>> begin
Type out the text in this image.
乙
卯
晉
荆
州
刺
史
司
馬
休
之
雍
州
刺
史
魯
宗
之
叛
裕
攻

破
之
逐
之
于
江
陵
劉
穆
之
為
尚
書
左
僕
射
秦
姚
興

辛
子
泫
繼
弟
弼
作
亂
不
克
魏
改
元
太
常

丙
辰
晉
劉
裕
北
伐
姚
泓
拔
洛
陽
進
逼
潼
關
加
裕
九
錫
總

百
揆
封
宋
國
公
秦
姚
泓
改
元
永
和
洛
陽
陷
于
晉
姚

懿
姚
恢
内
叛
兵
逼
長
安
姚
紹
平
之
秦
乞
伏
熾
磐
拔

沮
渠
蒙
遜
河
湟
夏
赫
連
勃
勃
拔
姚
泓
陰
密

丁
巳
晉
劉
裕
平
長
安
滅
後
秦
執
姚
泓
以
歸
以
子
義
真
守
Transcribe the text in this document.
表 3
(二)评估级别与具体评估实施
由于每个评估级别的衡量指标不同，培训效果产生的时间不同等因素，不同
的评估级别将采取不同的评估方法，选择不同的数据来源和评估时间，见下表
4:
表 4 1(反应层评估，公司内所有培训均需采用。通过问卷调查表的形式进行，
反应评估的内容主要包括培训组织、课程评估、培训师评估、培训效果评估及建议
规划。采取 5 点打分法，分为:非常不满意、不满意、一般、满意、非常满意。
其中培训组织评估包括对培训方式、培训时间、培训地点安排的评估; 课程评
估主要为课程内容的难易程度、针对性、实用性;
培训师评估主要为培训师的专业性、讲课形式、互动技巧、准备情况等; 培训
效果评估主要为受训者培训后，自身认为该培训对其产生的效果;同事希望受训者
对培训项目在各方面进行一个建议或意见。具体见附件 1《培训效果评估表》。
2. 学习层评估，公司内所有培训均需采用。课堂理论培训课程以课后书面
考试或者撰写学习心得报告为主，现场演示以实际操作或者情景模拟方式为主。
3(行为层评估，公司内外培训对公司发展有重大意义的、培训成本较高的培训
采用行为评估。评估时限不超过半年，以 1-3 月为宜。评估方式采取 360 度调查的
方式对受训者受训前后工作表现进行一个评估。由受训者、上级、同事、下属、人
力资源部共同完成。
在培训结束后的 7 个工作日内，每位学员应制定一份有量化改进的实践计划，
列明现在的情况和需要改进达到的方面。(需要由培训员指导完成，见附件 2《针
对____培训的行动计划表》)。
>> end
# EXERCISE DESCRIPTION:
Pick out the lines containing the string "公司内所有培训均需采用" and show them.

# ANSWER TO THE EXERCISE:
表 4 1(反应层评估，公司内所有培训均需采用。通过问卷调查表的形式进行，
2. 学习层评估，公司内所有培训均需采用。课堂理论培训课程以课后书面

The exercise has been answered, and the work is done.